The problem — Wherever a line below holds the word "arreglo", copy that line.

Data rows —
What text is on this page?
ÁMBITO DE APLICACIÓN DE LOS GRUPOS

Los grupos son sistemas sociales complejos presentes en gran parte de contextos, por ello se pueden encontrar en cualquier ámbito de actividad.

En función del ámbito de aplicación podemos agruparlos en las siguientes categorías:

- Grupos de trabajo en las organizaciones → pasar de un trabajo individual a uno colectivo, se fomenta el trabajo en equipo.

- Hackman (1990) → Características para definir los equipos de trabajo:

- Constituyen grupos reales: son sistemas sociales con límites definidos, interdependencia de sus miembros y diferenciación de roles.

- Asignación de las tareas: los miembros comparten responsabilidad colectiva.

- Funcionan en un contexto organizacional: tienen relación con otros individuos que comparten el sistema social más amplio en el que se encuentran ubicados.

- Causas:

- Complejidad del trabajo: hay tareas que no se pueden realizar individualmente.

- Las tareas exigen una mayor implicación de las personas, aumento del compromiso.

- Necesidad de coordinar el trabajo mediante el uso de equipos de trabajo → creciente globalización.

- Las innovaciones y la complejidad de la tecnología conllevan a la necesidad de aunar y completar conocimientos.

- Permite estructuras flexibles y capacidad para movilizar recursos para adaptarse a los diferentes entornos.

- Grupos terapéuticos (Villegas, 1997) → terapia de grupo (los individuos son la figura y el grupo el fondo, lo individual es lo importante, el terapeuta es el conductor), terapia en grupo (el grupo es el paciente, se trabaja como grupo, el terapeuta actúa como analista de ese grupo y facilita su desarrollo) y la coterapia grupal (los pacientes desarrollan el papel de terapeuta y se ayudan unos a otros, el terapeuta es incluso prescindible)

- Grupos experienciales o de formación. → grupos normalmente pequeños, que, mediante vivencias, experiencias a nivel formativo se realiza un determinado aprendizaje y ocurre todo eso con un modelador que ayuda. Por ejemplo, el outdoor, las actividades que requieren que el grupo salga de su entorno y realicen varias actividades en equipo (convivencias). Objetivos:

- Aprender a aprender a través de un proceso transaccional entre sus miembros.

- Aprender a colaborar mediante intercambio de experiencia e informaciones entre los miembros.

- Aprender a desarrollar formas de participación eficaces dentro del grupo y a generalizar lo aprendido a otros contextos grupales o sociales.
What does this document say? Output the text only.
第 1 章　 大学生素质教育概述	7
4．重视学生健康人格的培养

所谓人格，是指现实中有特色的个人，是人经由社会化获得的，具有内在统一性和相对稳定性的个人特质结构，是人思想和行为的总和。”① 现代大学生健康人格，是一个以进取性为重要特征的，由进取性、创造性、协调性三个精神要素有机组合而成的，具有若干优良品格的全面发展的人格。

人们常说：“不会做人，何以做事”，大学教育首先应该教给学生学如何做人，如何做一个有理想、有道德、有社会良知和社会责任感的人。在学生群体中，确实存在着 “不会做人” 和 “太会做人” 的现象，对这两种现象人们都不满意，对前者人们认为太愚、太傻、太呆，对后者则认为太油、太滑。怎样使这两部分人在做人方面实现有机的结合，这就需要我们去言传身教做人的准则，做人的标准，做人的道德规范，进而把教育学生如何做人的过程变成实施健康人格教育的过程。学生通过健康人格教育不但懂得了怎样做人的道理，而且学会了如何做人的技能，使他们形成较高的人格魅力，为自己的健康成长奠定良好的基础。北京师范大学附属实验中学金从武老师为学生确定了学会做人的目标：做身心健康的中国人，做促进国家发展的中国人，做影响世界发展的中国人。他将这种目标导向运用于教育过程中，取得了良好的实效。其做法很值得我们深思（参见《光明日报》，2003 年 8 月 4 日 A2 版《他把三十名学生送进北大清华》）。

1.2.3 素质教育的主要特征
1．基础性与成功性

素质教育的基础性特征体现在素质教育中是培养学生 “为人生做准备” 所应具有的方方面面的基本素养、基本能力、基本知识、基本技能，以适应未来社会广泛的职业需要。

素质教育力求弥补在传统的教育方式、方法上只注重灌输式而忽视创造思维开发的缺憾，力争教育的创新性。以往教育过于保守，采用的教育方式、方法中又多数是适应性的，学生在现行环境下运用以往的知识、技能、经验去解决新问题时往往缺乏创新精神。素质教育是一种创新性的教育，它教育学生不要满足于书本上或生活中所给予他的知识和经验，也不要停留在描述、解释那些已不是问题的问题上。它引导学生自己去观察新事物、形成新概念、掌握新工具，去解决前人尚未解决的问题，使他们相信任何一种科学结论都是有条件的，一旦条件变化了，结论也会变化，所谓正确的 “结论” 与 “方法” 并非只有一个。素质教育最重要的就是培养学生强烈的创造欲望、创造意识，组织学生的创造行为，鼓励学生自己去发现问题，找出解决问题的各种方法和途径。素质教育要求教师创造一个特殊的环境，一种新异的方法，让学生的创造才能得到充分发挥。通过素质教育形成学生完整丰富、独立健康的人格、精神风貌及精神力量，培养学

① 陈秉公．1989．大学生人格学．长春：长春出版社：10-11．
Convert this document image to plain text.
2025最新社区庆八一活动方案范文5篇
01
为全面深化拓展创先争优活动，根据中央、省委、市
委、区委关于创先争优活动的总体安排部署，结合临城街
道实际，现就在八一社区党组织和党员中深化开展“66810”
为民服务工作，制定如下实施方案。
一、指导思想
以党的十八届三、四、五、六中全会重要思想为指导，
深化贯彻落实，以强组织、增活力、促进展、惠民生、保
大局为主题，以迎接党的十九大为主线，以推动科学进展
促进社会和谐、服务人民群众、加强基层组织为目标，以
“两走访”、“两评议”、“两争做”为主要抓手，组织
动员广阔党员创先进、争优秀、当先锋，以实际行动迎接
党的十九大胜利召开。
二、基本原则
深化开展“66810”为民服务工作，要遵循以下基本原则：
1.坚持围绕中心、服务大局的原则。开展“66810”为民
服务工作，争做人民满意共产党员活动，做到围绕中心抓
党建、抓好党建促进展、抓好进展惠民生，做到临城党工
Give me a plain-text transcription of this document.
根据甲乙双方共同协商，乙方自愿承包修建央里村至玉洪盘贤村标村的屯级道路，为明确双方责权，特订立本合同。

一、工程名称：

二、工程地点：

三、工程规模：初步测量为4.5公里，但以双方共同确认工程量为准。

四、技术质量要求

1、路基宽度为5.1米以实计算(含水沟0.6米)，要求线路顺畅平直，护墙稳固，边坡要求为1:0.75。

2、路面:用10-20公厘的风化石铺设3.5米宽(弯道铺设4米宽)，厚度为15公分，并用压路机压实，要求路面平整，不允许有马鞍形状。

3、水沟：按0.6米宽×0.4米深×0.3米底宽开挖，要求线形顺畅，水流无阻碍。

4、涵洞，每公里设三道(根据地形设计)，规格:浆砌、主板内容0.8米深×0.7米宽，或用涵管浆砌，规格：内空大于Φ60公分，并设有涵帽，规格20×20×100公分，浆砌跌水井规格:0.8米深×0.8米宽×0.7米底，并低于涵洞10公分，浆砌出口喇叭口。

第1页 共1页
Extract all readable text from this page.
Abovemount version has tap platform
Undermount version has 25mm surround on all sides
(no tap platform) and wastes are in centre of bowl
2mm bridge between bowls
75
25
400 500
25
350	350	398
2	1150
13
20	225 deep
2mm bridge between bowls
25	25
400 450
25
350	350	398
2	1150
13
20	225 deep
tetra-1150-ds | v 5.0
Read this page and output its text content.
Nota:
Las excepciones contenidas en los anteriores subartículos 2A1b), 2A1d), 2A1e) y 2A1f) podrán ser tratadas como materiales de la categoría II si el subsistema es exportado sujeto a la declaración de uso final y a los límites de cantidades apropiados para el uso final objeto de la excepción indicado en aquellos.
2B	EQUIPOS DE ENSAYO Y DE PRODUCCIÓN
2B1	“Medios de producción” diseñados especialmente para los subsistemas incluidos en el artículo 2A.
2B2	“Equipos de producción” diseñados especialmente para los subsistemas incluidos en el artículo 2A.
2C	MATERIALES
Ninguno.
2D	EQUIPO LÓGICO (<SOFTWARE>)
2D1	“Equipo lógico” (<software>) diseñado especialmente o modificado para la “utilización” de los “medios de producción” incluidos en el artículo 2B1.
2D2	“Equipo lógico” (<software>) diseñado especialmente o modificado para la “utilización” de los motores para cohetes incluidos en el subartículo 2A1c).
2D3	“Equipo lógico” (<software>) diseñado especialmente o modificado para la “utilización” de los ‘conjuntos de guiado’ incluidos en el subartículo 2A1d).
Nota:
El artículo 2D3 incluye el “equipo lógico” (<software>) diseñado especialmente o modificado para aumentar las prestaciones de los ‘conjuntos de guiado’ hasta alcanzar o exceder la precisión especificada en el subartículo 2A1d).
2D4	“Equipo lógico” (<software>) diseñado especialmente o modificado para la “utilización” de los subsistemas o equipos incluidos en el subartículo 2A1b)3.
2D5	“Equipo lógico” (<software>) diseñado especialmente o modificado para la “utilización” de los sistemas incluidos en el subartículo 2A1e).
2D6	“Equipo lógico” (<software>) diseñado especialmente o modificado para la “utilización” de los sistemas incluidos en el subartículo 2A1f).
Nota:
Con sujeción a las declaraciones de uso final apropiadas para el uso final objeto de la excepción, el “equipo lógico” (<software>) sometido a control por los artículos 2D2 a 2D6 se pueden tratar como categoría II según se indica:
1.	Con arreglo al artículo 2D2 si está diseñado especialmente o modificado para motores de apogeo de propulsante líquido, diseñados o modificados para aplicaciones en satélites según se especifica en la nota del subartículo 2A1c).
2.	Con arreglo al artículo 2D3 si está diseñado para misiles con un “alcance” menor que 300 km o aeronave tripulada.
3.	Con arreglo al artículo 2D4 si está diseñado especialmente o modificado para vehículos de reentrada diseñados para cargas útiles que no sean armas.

Completed exercise —
1.	Con arreglo al artículo 2D2 si está diseñado especialmente o modificado para motores de apogeo de propulsante líquido, diseñados o modificados para aplicaciones en satélites según se especifica en la nota del subartículo 2A1c).
2.	Con arreglo al artículo 2D3 si está diseñado para misiles con un “alcance” menor que 300 km o aeronave tripulada.
3.	Con arreglo al artículo 2D4 si está diseñado especialmente o modificado para vehículos de reentrada diseñados para cargas útiles que no sean armas.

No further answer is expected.